# Written exercise:
The complete listing should be restated exactly.
§ §
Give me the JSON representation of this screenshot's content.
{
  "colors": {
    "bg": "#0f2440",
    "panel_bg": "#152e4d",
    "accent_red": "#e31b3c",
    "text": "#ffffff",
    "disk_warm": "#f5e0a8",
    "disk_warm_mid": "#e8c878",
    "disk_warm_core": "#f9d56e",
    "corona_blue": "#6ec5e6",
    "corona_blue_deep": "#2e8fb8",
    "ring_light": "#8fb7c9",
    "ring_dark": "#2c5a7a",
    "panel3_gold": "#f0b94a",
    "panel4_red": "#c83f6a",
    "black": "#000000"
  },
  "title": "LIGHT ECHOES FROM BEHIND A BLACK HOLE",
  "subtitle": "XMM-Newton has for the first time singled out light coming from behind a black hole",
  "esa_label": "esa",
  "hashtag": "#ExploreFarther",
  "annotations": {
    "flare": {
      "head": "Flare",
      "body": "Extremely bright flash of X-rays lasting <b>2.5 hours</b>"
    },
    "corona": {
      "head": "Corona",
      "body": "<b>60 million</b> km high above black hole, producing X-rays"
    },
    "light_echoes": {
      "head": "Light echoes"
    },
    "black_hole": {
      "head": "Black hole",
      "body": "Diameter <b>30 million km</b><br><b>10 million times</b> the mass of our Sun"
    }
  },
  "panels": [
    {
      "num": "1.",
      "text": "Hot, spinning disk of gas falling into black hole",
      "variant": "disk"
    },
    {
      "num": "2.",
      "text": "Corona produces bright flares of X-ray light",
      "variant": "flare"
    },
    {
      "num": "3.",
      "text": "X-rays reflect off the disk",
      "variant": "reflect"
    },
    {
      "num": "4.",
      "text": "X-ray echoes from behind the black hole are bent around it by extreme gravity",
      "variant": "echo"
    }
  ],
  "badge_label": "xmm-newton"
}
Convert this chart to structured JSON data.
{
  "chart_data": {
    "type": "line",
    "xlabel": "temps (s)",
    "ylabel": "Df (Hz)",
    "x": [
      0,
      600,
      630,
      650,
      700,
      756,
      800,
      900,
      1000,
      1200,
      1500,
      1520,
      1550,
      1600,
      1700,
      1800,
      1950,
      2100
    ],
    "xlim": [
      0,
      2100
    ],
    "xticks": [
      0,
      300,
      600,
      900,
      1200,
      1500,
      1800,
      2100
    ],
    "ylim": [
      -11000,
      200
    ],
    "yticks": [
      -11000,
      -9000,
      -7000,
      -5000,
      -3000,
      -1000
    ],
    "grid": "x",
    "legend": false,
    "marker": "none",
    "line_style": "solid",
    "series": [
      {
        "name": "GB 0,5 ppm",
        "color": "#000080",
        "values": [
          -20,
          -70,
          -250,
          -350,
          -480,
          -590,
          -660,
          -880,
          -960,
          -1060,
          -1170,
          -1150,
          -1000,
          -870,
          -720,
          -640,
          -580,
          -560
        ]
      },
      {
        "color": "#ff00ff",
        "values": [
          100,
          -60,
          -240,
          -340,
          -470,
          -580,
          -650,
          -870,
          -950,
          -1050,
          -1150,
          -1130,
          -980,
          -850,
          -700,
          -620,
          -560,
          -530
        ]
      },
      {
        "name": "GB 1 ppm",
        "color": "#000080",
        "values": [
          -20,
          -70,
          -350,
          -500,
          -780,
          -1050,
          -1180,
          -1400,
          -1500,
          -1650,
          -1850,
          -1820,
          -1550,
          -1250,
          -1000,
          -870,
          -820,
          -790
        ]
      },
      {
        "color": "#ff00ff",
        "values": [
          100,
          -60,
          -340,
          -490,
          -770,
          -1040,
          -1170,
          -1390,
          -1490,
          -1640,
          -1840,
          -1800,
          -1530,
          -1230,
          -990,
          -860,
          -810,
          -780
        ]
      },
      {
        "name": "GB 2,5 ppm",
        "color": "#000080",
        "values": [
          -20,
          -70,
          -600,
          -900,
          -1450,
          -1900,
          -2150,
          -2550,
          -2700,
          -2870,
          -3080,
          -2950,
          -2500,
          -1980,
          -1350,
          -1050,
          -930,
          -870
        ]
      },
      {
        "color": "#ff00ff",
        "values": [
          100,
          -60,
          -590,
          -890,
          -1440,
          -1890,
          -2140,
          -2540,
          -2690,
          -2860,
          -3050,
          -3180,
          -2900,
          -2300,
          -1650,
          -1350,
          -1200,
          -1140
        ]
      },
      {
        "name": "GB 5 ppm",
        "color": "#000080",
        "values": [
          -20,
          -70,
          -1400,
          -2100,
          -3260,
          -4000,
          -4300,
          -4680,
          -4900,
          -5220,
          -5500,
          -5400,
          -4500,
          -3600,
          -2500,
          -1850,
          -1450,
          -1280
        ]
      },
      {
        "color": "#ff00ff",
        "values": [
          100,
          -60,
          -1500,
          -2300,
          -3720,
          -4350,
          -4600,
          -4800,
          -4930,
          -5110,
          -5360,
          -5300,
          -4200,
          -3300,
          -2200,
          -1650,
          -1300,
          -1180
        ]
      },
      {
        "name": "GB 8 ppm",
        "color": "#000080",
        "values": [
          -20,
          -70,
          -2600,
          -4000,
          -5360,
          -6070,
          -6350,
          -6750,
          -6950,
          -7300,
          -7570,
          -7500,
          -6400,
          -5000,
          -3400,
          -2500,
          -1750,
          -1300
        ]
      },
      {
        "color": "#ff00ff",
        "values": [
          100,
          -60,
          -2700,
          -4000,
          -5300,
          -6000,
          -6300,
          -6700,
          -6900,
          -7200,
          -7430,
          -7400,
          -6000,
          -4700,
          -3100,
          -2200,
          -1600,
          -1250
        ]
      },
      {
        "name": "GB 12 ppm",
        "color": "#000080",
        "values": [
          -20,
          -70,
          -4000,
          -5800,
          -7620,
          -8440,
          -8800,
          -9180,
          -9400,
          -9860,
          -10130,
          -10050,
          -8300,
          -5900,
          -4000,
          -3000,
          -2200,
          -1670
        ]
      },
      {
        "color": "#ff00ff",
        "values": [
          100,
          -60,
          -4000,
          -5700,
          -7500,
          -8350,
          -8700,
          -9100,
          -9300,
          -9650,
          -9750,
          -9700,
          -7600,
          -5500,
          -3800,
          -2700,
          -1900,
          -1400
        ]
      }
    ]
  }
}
§ §
# Solution for this task:
Give me the JSON representation of this screenshot's content.
{
  "colors": {
    "bg": "#0f2440",
    "panel_bg": "#152e4d",
    "accent_red": "#e31b3c",
    "text": "#ffffff",
    "disk_warm": "#f5e0a8",
    "disk_warm_mid": "#e8c878",
    "disk_warm_core": "#f9d56e",
    "corona_blue": "#6ec5e6",
    "corona_blue_deep": "#2e8fb8",
    "ring_light": "#8fb7c9",
    "ring_dark": "#2c5a7a",
    "panel3_gold": "#f0b94a",
    "panel4_red": "#c83f6a",
    "black": "#000000"
  },
  "title": "LIGHT ECHOES FROM BEHIND A BLACK HOLE",
  "subtitle": "XMM-Newton has for the first time singled out light coming from behind a black hole",
  "esa_label": "esa",
  "hashtag": "#ExploreFarther",
  "annotations": {
    "flare": {
      "head": "Flare",
      "body": "Extremely bright flash of X-rays lasting <b>2.5 hours</b>"
    },
    "corona": {
      "head": "Corona",
      "body": "<b>60 million</b> km high above black hole, producing X-rays"
    },
    "light_echoes": {
      "head": "Light echoes"
    },
    "black_hole": {
      "head": "Black hole",
      "body": "Diameter <b>30 million km</b><br><b>10 million times</b> the mass of our Sun"
    }
  },
  "panels": [
    {
      "num": "1.",
      "text": "Hot, spinning disk of gas falling into black hole",
      "variant": "disk"
    },
    {
      "num": "2.",
      "text": "Corona produces bright flares of X-ray light",
      "variant": "flare"
    },
    {
      "num": "3.",
      "text": "X-rays reflect off the disk",
      "variant": "reflect"
    },
    {
      "num": "4.",
      "text": "X-ray echoes from behind the black hole are bent around it by extreme gravity",
      "variant": "echo"
    }
  ],
  "badge_label": "xmm-newton"
}
Convert this chart to structured JSON data.
{
  "chart_data": {
    "type": "line",
    "xlabel": "temps (s)",
    "ylabel": "Df (Hz)",
    "x": [
      0,
      600,
      630,
      650,
      700,
      756,
      800,
      900,
      1000,
      1200,
      1500,
      1520,
      1550,
      1600,
      1700,
      1800,
      1950,
      2100
    ],
    "xlim": [
      0,
      2100
    ],
    "xticks": [
      0,
      300,
      600,
      900,
      1200,
      1500,
      1800,
      2100
    ],
    "ylim": [
      -11000,
      200
    ],
    "yticks": [
      -11000,
      -9000,
      -7000,
      -5000,
      -3000,
      -1000
    ],
    "grid": "x",
    "legend": false,
    "marker": "none",
    "line_style": "solid",
    "series": [
      {
        "name": "GB 0,5 ppm",
        "color": "#000080",
        "values": [
          -20,
          -70,
          -250,
          -350,
          -480,
          -590,
          -660,
          -880,
          -960,
          -1060,
          -1170,
          -1150,
          -1000,
          -870,
          -720,
          -640,
          -580,
          -560
        ]
      },
      {
        "color": "#ff00ff",
        "values": [
          100,
          -60,
          -240,
          -340,
          -470,
          -580,
          -650,
          -870,
          -950,
          -1050,
          -1150,
          -1130,
          -980,
          -850,
          -700,
          -620,
          -560,
          -530
        ]
      },
      {
        "name": "GB 1 ppm",
        "color": "#000080",
        "values": [
          -20,
          -70,
          -350,
          -500,
          -780,
          -1050,
          -1180,
          -1400,
          -1500,
          -1650,
          -1850,
          -1820,
          -1550,
          -1250,
          -1000,
          -870,
          -820,
          -790
        ]
      },
      {
        "color": "#ff00ff",
        "values": [
          100,
          -60,
          -340,
          -490,
          -770,
          -1040,
          -1170,
          -1390,
          -1490,
          -1640,
          -1840,
          -1800,
          -1530,
          -1230,
          -990,
          -860,
          -810,
          -780
        ]
      },
      {
        "name": "GB 2,5 ppm",
        "color": "#000080",
        "values": [
          -20,
          -70,
          -600,
          -900,
          -1450,
          -1900,
          -2150,
          -2550,
          -2700,
          -2870,
          -3080,
          -2950,
          -2500,
          -1980,
          -1350,
          -1050,
          -930,
          -870
        ]
      },
      {
        "color": "#ff00ff",
        "values": [
          100,
          -60,
          -590,
          -890,
          -1440,
          -1890,
          -2140,
          -2540,
          -2690,
          -2860,
          -3050,
          -3180,
          -2900,
          -2300,
          -1650,
          -1350,
          -1200,
          -1140
        ]
      },
      {
        "name": "GB 5 ppm",
        "color": "#000080",
        "values": [
          -20,
          -70,
          -1400,
          -2100,
          -3260,
          -4000,
          -4300,
          -4680,
          -4900,
          -5220,
          -5500,
          -5400,
          -4500,
          -3600,
          -2500,
          -1850,
          -1450,
          -1280
        ]
      },
      {
        "color": "#ff00ff",
        "values": [
          100,
          -60,
          -1500,
          -2300,
          -3720,
          -4350,
          -4600,
          -4800,
          -4930,
          -5110,
          -5360,
          -5300,
          -4200,
          -3300,
          -2200,
          -1650,
          -1300,
          -1180
        ]
      },
      {
        "name": "GB 8 ppm",
        "color": "#000080",
        "values": [
          -20,
          -70,
          -2600,
          -4000,
          -5360,
          -6070,
          -6350,
          -6750,
          -6950,
          -7300,
          -7570,
          -7500,
          -6400,
          -5000,
          -3400,
          -2500,
          -1750,
          -1300
        ]
      },
      {
        "color": "#ff00ff",
        "values": [
          100,
          -60,
          -2700,
          -4000,
          -5300,
          -6000,
          -6300,
          -6700,
          -6900,
          -7200,
          -7430,
          -7400,
          -6000,
          -4700,
          -3100,
          -2200,
          -1600,
          -1250
        ]
      },
      {
        "name": "GB 12 ppm",
        "color": "#000080",
        "values": [
          -20,
          -70,
          -4000,
          -5800,
          -7620,
          -8440,
          -8800,
          -9180,
          -9400,
          -9860,
          -10130,
          -10050,
          -8300,
          -5900,
          -4000,
          -3000,
          -2200,
          -1670
        ]
      },
      {
        "color": "#ff00ff",
        "values": [
          100,
          -60,
          -4000,
          -5700,
          -7500,
          -8350,
          -8700,
          -9100,
          -9300,
          -9650,
          -9750,
          -9700,
          -7600,
          -5500,
          -3800,
          -2700,
          -1900,
          -1400
        ]
      }
    ]
  }
}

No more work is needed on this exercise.